> **REQUIREMENT**: Quote each line of the material verbatim, without the pictures.

> **THE RECORDS**:
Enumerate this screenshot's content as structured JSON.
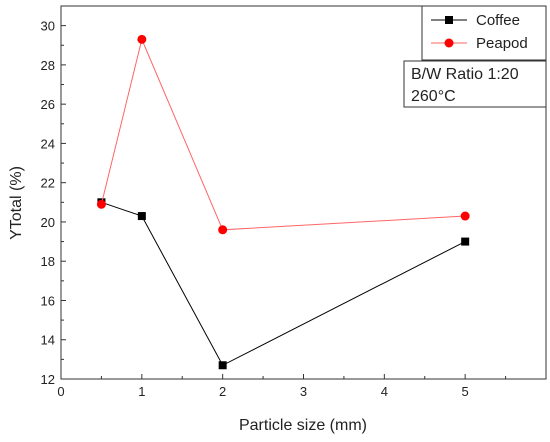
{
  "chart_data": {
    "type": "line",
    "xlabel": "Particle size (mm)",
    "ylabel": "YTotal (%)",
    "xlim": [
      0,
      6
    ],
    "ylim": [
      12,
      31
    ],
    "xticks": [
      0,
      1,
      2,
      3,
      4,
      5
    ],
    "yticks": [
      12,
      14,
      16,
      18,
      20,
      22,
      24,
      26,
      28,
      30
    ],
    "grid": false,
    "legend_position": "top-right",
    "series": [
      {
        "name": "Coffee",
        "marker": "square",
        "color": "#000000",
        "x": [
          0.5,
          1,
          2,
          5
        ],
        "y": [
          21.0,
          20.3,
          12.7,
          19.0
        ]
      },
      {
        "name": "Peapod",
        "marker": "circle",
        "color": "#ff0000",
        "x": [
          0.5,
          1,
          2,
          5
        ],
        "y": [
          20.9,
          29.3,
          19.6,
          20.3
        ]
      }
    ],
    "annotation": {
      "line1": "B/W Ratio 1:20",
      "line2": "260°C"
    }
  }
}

> **SOLUTION TO THE PROBLEM**:
Enumerate this screenshot's content as structured JSON.
{
  "chart_data": {
    "type": "line",
    "xlabel": "Particle size (mm)",
    "ylabel": "YTotal (%)",
    "xlim": [
      0,
      6
    ],
    "ylim": [
      12,
      31
    ],
    "xticks": [
      0,
      1,
      2,
      3,
      4,
      5
    ],
    "yticks": [
      12,
      14,
      16,
      18,
      20,
      22,
      24,
      26,
      28,
      30
    ],
    "grid": false,
    "legend_position": "top-right",
    "series": [
      {
        "name": "Coffee",
        "marker": "square",
        "color": "#000000",
        "x": [
          0.5,
          1,
          2,
          5
        ],
        "y": [
          21.0,
          20.3,
          12.7,
          19.0
        ]
      },
      {
        "name": "Peapod",
        "marker": "circle",
        "color": "#ff0000",
        "x": [
          0.5,
          1,
          2,
          5
        ],
        "y": [
          20.9,
          29.3,
          19.6,
          20.3
        ]
      }
    ],
    "annotation": {
      "line1": "B/W Ratio 1:20",
      "line2": "260°C"
    }
  }
}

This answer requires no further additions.